** PROBLEM STATEMENT **
Retype the records below exactly as they appear.

** LISTING **

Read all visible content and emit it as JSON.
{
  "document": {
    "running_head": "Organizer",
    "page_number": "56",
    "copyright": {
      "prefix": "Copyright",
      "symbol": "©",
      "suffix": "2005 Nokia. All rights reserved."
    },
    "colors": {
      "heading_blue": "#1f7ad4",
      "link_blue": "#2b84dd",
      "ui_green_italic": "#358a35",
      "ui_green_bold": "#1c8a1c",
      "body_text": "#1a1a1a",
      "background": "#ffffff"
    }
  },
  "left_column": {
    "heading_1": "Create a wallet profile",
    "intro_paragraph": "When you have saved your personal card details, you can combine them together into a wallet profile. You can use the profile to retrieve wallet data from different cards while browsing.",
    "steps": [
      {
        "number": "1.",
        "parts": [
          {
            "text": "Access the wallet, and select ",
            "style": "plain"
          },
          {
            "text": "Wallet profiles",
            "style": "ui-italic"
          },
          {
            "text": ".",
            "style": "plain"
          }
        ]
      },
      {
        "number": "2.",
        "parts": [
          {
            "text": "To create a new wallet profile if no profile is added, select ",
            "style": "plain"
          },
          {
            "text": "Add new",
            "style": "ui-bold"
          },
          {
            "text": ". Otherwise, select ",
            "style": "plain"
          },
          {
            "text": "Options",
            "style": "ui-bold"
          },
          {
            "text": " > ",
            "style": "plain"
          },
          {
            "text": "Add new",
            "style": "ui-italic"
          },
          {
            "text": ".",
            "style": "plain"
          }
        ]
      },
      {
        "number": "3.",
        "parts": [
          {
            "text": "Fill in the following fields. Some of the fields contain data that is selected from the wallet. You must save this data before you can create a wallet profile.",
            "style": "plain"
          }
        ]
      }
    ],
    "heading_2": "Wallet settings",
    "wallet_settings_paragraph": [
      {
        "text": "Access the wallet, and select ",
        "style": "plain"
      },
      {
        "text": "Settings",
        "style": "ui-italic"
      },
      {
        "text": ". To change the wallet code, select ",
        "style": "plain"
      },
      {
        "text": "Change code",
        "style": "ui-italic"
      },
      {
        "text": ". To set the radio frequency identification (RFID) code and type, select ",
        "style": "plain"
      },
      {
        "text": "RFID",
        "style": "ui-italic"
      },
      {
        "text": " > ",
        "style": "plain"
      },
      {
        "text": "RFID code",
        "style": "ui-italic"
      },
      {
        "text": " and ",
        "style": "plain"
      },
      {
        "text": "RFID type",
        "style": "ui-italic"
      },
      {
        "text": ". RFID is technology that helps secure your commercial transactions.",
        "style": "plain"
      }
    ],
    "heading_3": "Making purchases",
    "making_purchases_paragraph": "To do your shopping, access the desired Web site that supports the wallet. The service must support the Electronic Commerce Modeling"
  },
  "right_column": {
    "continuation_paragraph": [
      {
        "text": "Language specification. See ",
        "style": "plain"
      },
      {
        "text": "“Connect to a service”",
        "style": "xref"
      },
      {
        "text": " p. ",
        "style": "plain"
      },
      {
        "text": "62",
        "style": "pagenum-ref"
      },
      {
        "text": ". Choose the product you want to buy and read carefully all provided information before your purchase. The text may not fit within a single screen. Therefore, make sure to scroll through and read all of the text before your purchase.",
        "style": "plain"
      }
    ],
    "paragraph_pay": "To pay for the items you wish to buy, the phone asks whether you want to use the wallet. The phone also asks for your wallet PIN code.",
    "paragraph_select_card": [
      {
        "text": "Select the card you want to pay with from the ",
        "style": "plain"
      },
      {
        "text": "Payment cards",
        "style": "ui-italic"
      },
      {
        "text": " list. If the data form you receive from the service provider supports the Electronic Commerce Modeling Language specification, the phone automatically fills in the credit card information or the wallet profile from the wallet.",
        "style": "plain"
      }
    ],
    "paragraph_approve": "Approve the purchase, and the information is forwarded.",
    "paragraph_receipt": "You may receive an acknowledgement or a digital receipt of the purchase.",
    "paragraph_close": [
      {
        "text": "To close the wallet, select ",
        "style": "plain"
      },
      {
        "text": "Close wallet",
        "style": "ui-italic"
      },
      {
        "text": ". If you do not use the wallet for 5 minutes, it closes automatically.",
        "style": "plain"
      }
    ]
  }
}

** EXERCISE ANSWER **
Read all visible content and emit it as JSON.
{
  "document": {
    "running_head": "Organizer",
    "page_number": "56",
    "copyright": {
      "prefix": "Copyright",
      "symbol": "©",
      "suffix": "2005 Nokia. All rights reserved."
    },
    "colors": {
      "heading_blue": "#1f7ad4",
      "link_blue": "#2b84dd",
      "ui_green_italic": "#358a35",
      "ui_green_bold": "#1c8a1c",
      "body_text": "#1a1a1a",
      "background": "#ffffff"
    }
  },
  "left_column": {
    "heading_1": "Create a wallet profile",
    "intro_paragraph": "When you have saved your personal card details, you can combine them together into a wallet profile. You can use the profile to retrieve wallet data from different cards while browsing.",
    "steps": [
      {
        "number": "1.",
        "parts": [
          {
            "text": "Access the wallet, and select ",
            "style": "plain"
          },
          {
            "text": "Wallet profiles",
            "style": "ui-italic"
          },
          {
            "text": ".",
            "style": "plain"
          }
        ]
      },
      {
        "number": "2.",
        "parts": [
          {
            "text": "To create a new wallet profile if no profile is added, select ",
            "style": "plain"
          },
          {
            "text": "Add new",
            "style": "ui-bold"
          },
          {
            "text": ". Otherwise, select ",
            "style": "plain"
          },
          {
            "text": "Options",
            "style": "ui-bold"
          },
          {
            "text": " > ",
            "style": "plain"
          },
          {
            "text": "Add new",
            "style": "ui-italic"
          },
          {
            "text": ".",
            "style": "plain"
          }
        ]
      },
      {
        "number": "3.",
        "parts": [
          {
            "text": "Fill in the following fields. Some of the fields contain data that is selected from the wallet. You must save this data before you can create a wallet profile.",
            "style": "plain"
          }
        ]
      }
    ],
    "heading_2": "Wallet settings",
    "wallet_settings_paragraph": [
      {
        "text": "Access the wallet, and select ",
        "style": "plain"
      },
      {
        "text": "Settings",
        "style": "ui-italic"
      },
      {
        "text": ". To change the wallet code, select ",
        "style": "plain"
      },
      {
        "text": "Change code",
        "style": "ui-italic"
      },
      {
        "text": ". To set the radio frequency identification (RFID) code and type, select ",
        "style": "plain"
      },
      {
        "text": "RFID",
        "style": "ui-italic"
      },
      {
        "text": " > ",
        "style": "plain"
      },
      {
        "text": "RFID code",
        "style": "ui-italic"
      },
      {
        "text": " and ",
        "style": "plain"
      },
      {
        "text": "RFID type",
        "style": "ui-italic"
      },
      {
        "text": ". RFID is technology that helps secure your commercial transactions.",
        "style": "plain"
      }
    ],
    "heading_3": "Making purchases",
    "making_purchases_paragraph": "To do your shopping, access the desired Web site that supports the wallet. The service must support the Electronic Commerce Modeling"
  },
  "right_column": {
    "continuation_paragraph": [
      {
        "text": "Language specification. See ",
        "style": "plain"
      },
      {
        "text": "“Connect to a service”",
        "style": "xref"
      },
      {
        "text": " p. ",
        "style": "plain"
      },
      {
        "text": "62",
        "style": "pagenum-ref"
      },
      {
        "text": ". Choose the product you want to buy and read carefully all provided information before your purchase. The text may not fit within a single screen. Therefore, make sure to scroll through and read all of the text before your purchase.",
        "style": "plain"
      }
    ],
    "paragraph_pay": "To pay for the items you wish to buy, the phone asks whether you want to use the wallet. The phone also asks for your wallet PIN code.",
    "paragraph_select_card": [
      {
        "text": "Select the card you want to pay with from the ",
        "style": "plain"
      },
      {
        "text": "Payment cards",
        "style": "ui-italic"
      },
      {
        "text": " list. If the data form you receive from the service provider supports the Electronic Commerce Modeling Language specification, the phone automatically fills in the credit card information or the wallet profile from the wallet.",
        "style": "plain"
      }
    ],
    "paragraph_approve": "Approve the purchase, and the information is forwarded.",
    "paragraph_receipt": "You may receive an acknowledgement or a digital receipt of the purchase.",
    "paragraph_close": [
      {
        "text": "To close the wallet, select ",
        "style": "plain"
      },
      {
        "text": "Close wallet",
        "style": "ui-italic"
      },
      {
        "text": ". If you do not use the wallet for 5 minutes, it closes automatically.",
        "style": "plain"
      }
    ]
  }
}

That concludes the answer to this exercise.